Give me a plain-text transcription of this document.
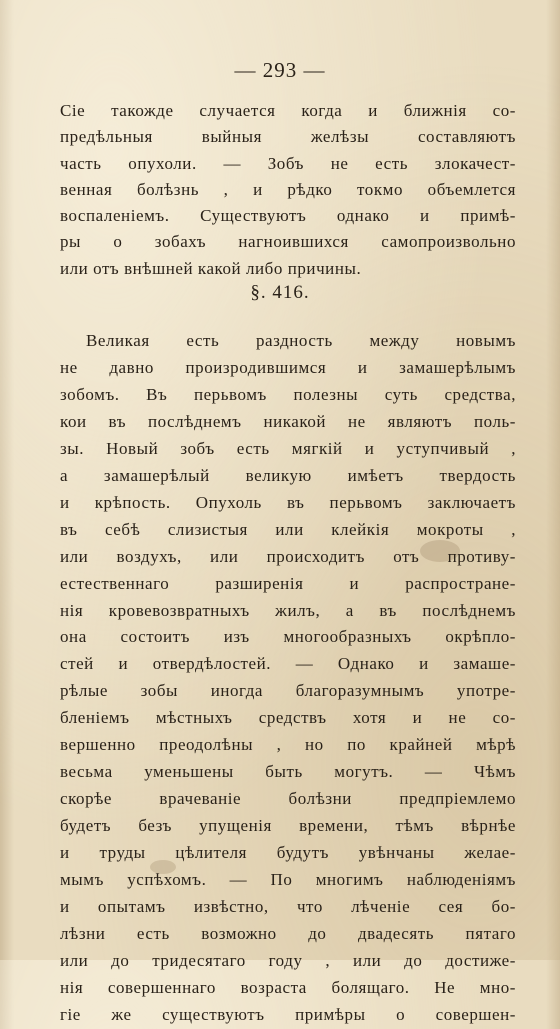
— 293 —
Сіе такожде случается когда и ближнія со-
предѣльныя выйныя желѣзы составляютъ
часть опухоли. — Зобъ не есть злокачест-
венная болѣзнь , и рѣдко токмо объемлется
воспаленіемъ. Существуютъ однако и примѣ-
ры о зобахъ нагноившихся самопроизвольно
или отъ внѣшней какой либо причины.
§. 416.
Великая есть раздность между новымъ
не давно произродившимся и замашерѣлымъ
зобомъ. Въ перьвомъ полезны суть средства,
кои въ послѣднемъ никакой не являютъ поль-
зы. Новый зобъ есть мягкій и уступчивый ,
а замашерѣлый великую имѣетъ твердость
и крѣпость. Опухоль въ перьвомъ заключаетъ
въ себѣ слизистыя или клейкія мокроты ,
или воздухъ, или происходитъ отъ противу-
естественнаго разширенія и распростране-
нія кровевозвратныхъ жилъ, а въ послѣднемъ
она состоитъ изъ многообразныхъ окрѣпло-
стей и отвердѣлостей. — Однако и замаше-
рѣлые зобы иногда благоразумнымъ употре-
бленіемъ мѣстныхъ средствъ хотя и не со-
вершенно преодолѣны , но по крайней мѣрѣ
весьма уменьшены быть могутъ. — Чѣмъ
скорѣе врачеваніе болѣзни предпріемлемо
будетъ безъ упущенія времени, тѣмъ вѣрнѣе
и труды цѣлителя будутъ увѣнчаны желае-
мымъ успѣхомъ. — По многимъ наблюденіямъ
и опытамъ извѣстно, что лѣченіе сея бо-
лѣзни есть возможно до двадесять пятаго
или до тридесятаго году , или до достиже-
нія совершеннаго возраста болящаго. Не мно-
гіе же существуютъ примѣры о совершен-
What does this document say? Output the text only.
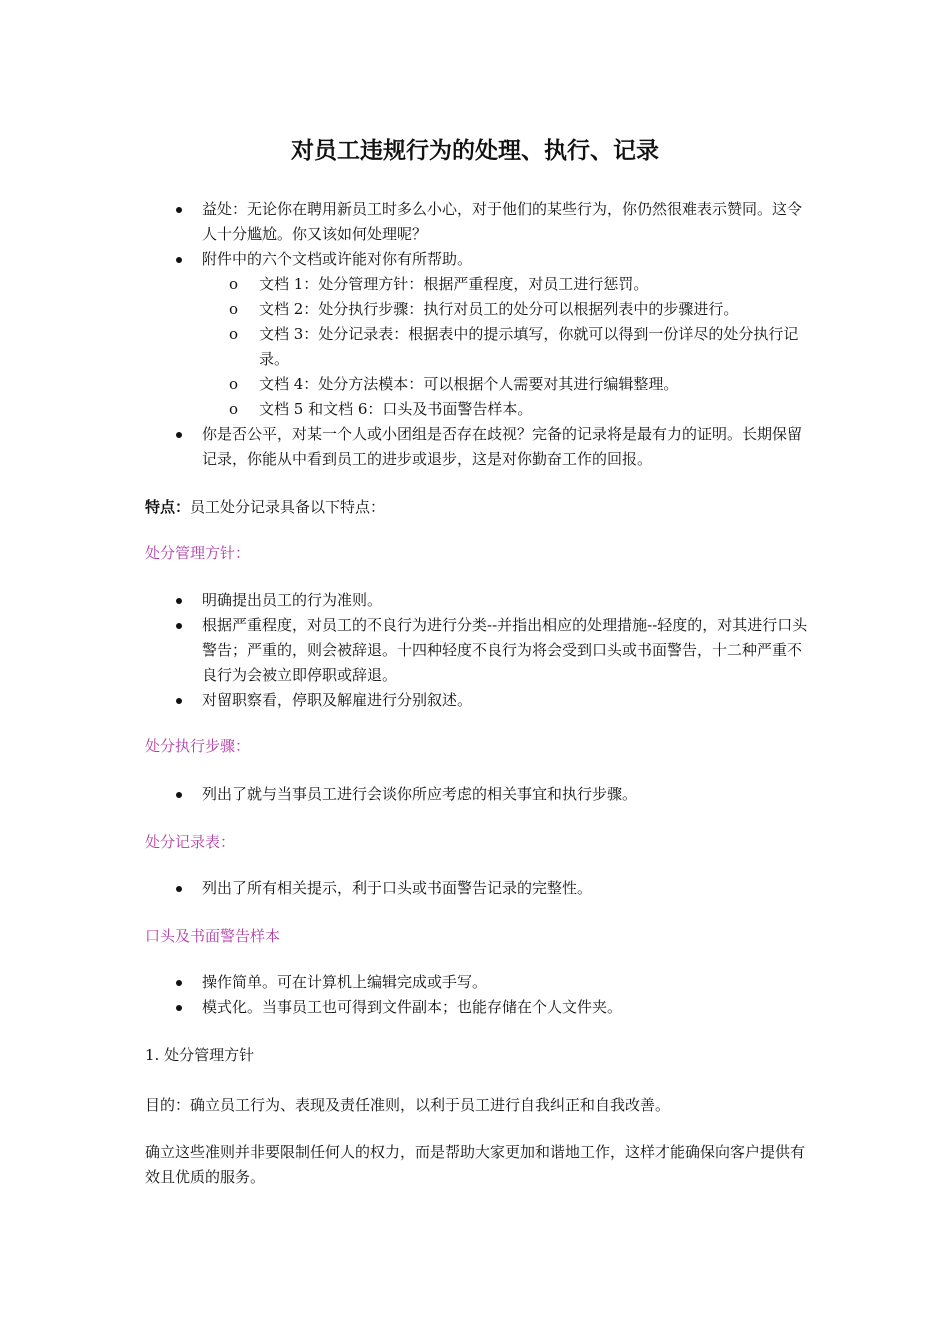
对员工违规行为的处理、执行、记录
益处：无论你在聘用新员工时多么小心，对于他们的某些行为，你仍然很难表示赞同。这令人十分尴尬。你又该如何处理呢？
附件中的六个文档或许能对你有所帮助。
o 文档 1：处分管理方针：根据严重程度，对员工进行惩罚。
o 文档 2：处分执行步骤：执行对员工的处分可以根据列表中的步骤进行。
o 文档 3：处分记录表：根据表中的提示填写，你就可以得到一份详尽的处分执行记录。
o 文档 4：处分方法模本：可以根据个人需要对其进行编辑整理。
o 文档 5 和文档 6：口头及书面警告样本。
你是否公平，对某一个人或小团组是否存在歧视？完备的记录将是最有力的证明。长期保留记录，你能从中看到员工的进步或退步，这是对你勤奋工作的回报。

特点：员工处分记录具备以下特点：

处分管理方针：

明确提出员工的行为准则。
根据严重程度，对员工的不良行为进行分类--并指出相应的处理措施--轻度的，对其进行口头警告；严重的，则会被辞退。十四种轻度不良行为将会受到口头或书面警告，十二种严重不良行为会被立即停职或辞退。
对留职察看，停职及解雇进行分别叙述。

处分执行步骤：

列出了就与当事员工进行会谈你所应考虑的相关事宜和执行步骤。

处分记录表：

列出了所有相关提示，利于口头或书面警告记录的完整性。

口头及书面警告样本

操作简单。可在计算机上编辑完成或手写。
模式化。当事员工也可得到文件副本；也能存储在个人文件夹。

1. 处分管理方针

目的：确立员工行为、表现及责任准则，以利于员工进行自我纠正和自我改善。

确立这些准则并非要限制任何人的权力，而是帮助大家更加和谐地工作，这样才能确保向客户提供有效且优质的服务。
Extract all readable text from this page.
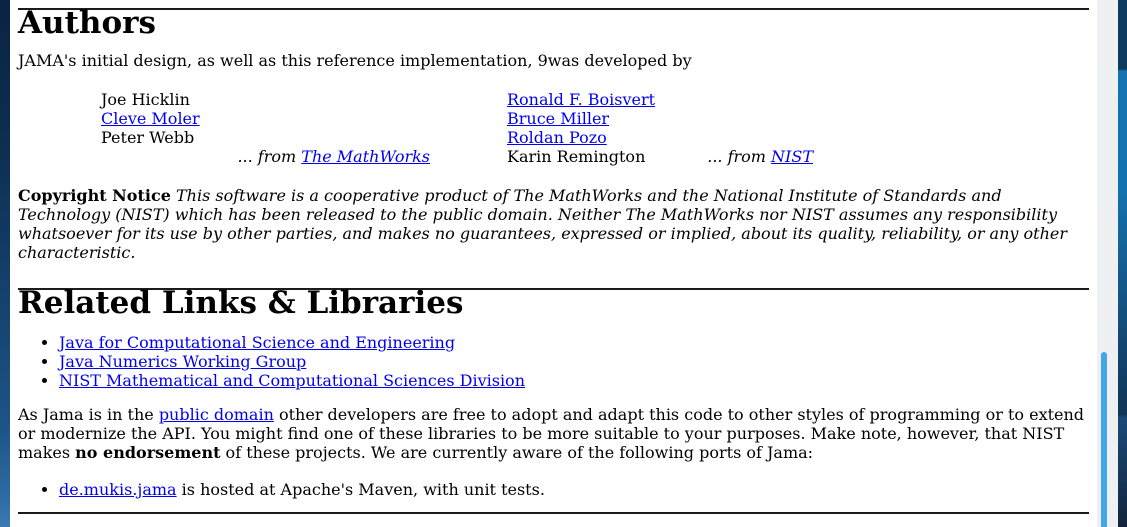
Authors

JAMA's initial design, as well as this reference implementation, 9was developed by

Joe Hicklin	Ronald F. Boisvert
Cleve Moler	Bruce Miller
Peter Webb	Roldan Pozo
... from The MathWorks	Karin Remington	... from NIST

Copyright Notice This software is a cooperative product of The MathWorks and the National Institute of Standards and
Technology (NIST) which has been released to the public domain. Neither The MathWorks nor NIST assumes any responsibility
whatsoever for its use by other parties, and makes no guarantees, expressed or implied, about its quality, reliability, or any other
characteristic.

Related Links & Libraries
• Java for Computational Science and Engineering
• Java Numerics Working Group
• NIST Mathematical and Computational Sciences Division

As Jama is in the public domain other developers are free to adopt and adapt this code to other styles of programming or to extend
or modernize the API. You might find one of these libraries to be more suitable to your purposes. Make note, however, that NIST
makes no endorsement of these projects. We are currently aware of the following ports of Jama:

• de.mukis.jama is hosted at Apache's Maven, with unit tests.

::::

The task → In the entries above, how many lines contain the word "处分记录表"? Answer with the number only.

Result of the task → 2